What is being asked. Would you write out the entries below, every one of them, exactly?

--- Records provided ---

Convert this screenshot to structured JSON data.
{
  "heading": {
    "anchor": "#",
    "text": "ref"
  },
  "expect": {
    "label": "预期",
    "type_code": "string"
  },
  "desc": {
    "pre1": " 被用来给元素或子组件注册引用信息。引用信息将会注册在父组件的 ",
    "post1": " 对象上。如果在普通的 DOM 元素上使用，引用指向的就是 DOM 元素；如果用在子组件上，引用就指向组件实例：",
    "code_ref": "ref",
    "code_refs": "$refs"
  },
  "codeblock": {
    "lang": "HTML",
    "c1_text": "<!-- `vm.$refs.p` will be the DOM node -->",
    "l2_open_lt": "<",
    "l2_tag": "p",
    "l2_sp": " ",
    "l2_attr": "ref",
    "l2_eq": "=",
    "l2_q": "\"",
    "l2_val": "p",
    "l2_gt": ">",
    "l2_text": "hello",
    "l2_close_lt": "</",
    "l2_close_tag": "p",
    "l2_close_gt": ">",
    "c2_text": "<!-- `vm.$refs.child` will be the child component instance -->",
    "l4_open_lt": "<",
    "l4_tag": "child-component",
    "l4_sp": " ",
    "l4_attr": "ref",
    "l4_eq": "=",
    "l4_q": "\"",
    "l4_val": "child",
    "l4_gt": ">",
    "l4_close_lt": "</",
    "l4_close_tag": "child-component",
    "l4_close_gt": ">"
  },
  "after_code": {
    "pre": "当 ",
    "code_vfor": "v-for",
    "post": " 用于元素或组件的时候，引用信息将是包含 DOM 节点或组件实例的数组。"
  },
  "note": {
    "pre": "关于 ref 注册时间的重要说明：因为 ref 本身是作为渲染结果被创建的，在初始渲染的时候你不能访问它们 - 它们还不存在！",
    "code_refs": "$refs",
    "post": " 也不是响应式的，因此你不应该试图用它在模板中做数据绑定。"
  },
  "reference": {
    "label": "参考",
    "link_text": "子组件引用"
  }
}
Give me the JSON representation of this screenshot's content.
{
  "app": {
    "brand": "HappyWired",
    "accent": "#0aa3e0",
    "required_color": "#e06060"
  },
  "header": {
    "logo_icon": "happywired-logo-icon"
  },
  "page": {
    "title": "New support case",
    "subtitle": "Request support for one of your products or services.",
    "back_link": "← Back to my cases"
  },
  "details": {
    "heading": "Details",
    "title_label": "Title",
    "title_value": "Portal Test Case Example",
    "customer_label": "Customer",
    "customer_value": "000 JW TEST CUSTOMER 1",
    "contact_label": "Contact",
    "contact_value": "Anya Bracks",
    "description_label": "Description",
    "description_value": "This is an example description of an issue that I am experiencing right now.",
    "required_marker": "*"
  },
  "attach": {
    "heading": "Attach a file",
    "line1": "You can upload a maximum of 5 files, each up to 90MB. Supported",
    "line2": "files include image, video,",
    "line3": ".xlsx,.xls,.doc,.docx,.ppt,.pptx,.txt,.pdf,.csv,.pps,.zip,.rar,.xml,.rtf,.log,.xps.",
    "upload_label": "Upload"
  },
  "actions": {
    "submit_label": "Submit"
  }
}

---

Output for this exercise.
Convert this screenshot to structured JSON data.
{
  "heading": {
    "anchor": "#",
    "text": "ref"
  },
  "expect": {
    "label": "预期",
    "type_code": "string"
  },
  "desc": {
    "pre1": " 被用来给元素或子组件注册引用信息。引用信息将会注册在父组件的 ",
    "post1": " 对象上。如果在普通的 DOM 元素上使用，引用指向的就是 DOM 元素；如果用在子组件上，引用就指向组件实例：",
    "code_ref": "ref",
    "code_refs": "$refs"
  },
  "codeblock": {
    "lang": "HTML",
    "c1_text": "<!-- `vm.$refs.p` will be the DOM node -->",
    "l2_open_lt": "<",
    "l2_tag": "p",
    "l2_sp": " ",
    "l2_attr": "ref",
    "l2_eq": "=",
    "l2_q": "\"",
    "l2_val": "p",
    "l2_gt": ">",
    "l2_text": "hello",
    "l2_close_lt": "</",
    "l2_close_tag": "p",
    "l2_close_gt": ">",
    "c2_text": "<!-- `vm.$refs.child` will be the child component instance -->",
    "l4_open_lt": "<",
    "l4_tag": "child-component",
    "l4_sp": " ",
    "l4_attr": "ref",
    "l4_eq": "=",
    "l4_q": "\"",
    "l4_val": "child",
    "l4_gt": ">",
    "l4_close_lt": "</",
    "l4_close_tag": "child-component",
    "l4_close_gt": ">"
  },
  "after_code": {
    "pre": "当 ",
    "code_vfor": "v-for",
    "post": " 用于元素或组件的时候，引用信息将是包含 DOM 节点或组件实例的数组。"
  },
  "note": {
    "pre": "关于 ref 注册时间的重要说明：因为 ref 本身是作为渲染结果被创建的，在初始渲染的时候你不能访问它们 - 它们还不存在！",
    "code_refs": "$refs",
    "post": " 也不是响应式的，因此你不应该试图用它在模板中做数据绑定。"
  },
  "reference": {
    "label": "参考",
    "link_text": "子组件引用"
  }
}
Give me the JSON representation of this screenshot's content.
{
  "app": {
    "brand": "HappyWired",
    "accent": "#0aa3e0",
    "required_color": "#e06060"
  },
  "header": {
    "logo_icon": "happywired-logo-icon"
  },
  "page": {
    "title": "New support case",
    "subtitle": "Request support for one of your products or services.",
    "back_link": "← Back to my cases"
  },
  "details": {
    "heading": "Details",
    "title_label": "Title",
    "title_value": "Portal Test Case Example",
    "customer_label": "Customer",
    "customer_value": "000 JW TEST CUSTOMER 1",
    "contact_label": "Contact",
    "contact_value": "Anya Bracks",
    "description_label": "Description",
    "description_value": "This is an example description of an issue that I am experiencing right now.",
    "required_marker": "*"
  },
  "attach": {
    "heading": "Attach a file",
    "line1": "You can upload a maximum of 5 files, each up to 90MB. Supported",
    "line2": "files include image, video,",
    "line3": ".xlsx,.xls,.doc,.docx,.ppt,.pptx,.txt,.pdf,.csv,.pps,.zip,.rar,.xml,.rtf,.log,.xps.",
    "upload_label": "Upload"
  },
  "actions": {
    "submit_label": "Submit"
  }
}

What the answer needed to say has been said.